N. B. Les lettres à folios multiples ont été reconstituées en tenant compte de leur position dans la liasse de papiers, de la couleur de l’encre, la dimension du papier et la suite dans le texte; l’ordre n’est pas toujours certain; aussi le début de chaque folio est clairement identifié, ainsi que sa place présumée dans la lettre:


[Premier folio de deux pages 20 x 26 cm]
Montréal, 28 février 1902
À Mademoiselle Attala Mallette
Sainte Martine
Ma toute Adorable,

Il y a déjà bien longtemps que j’ai fait mes humanités et cependant je me rappelle encore que le bon Lafontaine nous raconte quelque part qu’un jour les grenouilles désidèrent de ce donner un roi; à cela l’on n’a rien à dire. Mais il advint que ce roi était le pire des tyrans, qui dévorait ses sujettes avec un sans-gêne monstrueux; et les grenouilles regrettèrent leur ancienne indépendance. Or, il y a bientôt une année, j’ai fait comme les grenouilles: je me suis donné une reine, que vous connaissez bien; mais plus heureux que les grenouilles, je n’ai eu & je n’ai encore qu’à me féliciter d’avoir échangé ma liberté contre un sceptre aussi doux, aussi léger, aussi affectueux que le vôtre.

+---+

▸ TRAVAIL À FAIRE
[A] D'après la note qui ouvre le texte source, quels critères a-t-on pris en compte pour reconstituer les lettres à folios multiples ? Relevez-les tous.
[B] Recopiez fidèlement le passage du texte source qui va de « Il y a déjà » jusqu'à « que le vôtre. » inclus.

▸ DOCUMENTS FOURNIS
+---+

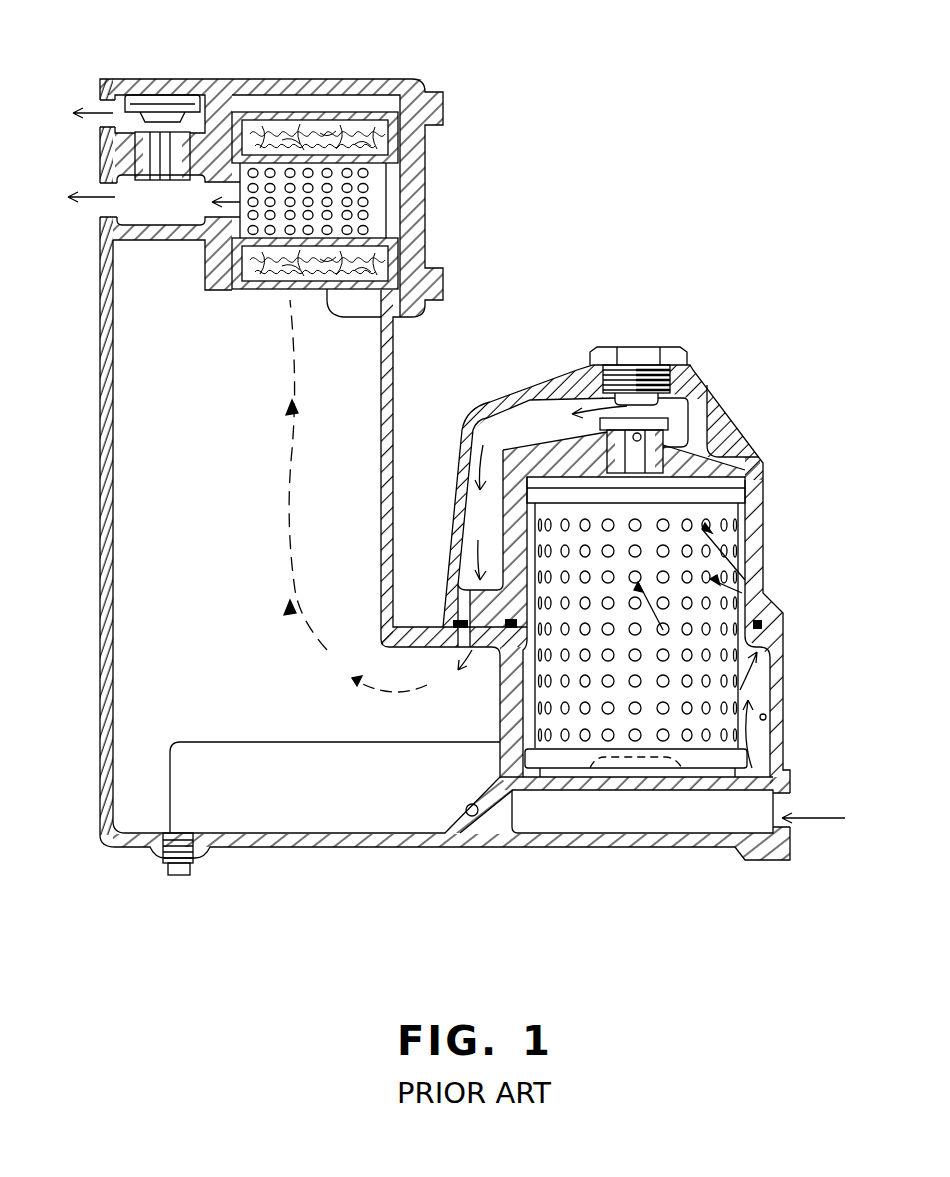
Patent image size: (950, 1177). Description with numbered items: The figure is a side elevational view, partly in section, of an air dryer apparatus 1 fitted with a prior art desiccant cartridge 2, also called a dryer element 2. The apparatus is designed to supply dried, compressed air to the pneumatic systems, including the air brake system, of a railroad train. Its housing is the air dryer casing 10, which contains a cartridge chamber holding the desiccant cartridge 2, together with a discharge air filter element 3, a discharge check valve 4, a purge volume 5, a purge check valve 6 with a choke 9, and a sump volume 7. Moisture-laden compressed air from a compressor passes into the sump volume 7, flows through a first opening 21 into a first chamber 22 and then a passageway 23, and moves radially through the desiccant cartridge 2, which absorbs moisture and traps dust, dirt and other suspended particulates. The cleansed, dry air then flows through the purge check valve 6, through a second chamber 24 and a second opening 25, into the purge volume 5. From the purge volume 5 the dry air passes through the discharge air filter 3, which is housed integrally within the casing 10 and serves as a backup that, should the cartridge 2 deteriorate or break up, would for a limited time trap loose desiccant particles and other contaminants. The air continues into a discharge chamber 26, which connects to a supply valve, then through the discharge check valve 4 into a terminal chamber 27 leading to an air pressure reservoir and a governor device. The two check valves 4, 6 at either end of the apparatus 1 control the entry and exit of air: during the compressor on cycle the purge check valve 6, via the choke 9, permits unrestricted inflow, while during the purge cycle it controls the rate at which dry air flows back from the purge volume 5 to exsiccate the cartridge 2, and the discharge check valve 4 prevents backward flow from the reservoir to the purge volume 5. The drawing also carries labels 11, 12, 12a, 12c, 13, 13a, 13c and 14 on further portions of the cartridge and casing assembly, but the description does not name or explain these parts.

+---+

▸ LISTE DES RÉPONSES
[A]
- la position dans la liasse de papiers
- la couleur de l'encre
- la dimension du papier
- la suite dans le texte

[B]
Il y a déjà bien longtemps que j’ai fait mes humanités et cependant je me rappelle encore que le bon Lafontaine nous raconte quelque part qu’un jour les grenouilles désidèrent de ce donner un roi; à cela l’on n’a rien à dire. Mais il advint que ce roi était le pire des tyrans, qui dévorait ses sujettes avec un sans-gêne monstrueux; et les grenouilles regrettèrent leur ancienne indépendance. Or, il y a bientôt une année, j’ai fait comme les grenouilles: je me suis donné une reine, que vous connaissez bien; mais plus heureux que les grenouilles, je n’ai eu & je n’ai encore qu’à me féliciter d’avoir échangé ma liberté contre un sceptre aussi doux, aussi léger, aussi affectueux que le vôtre.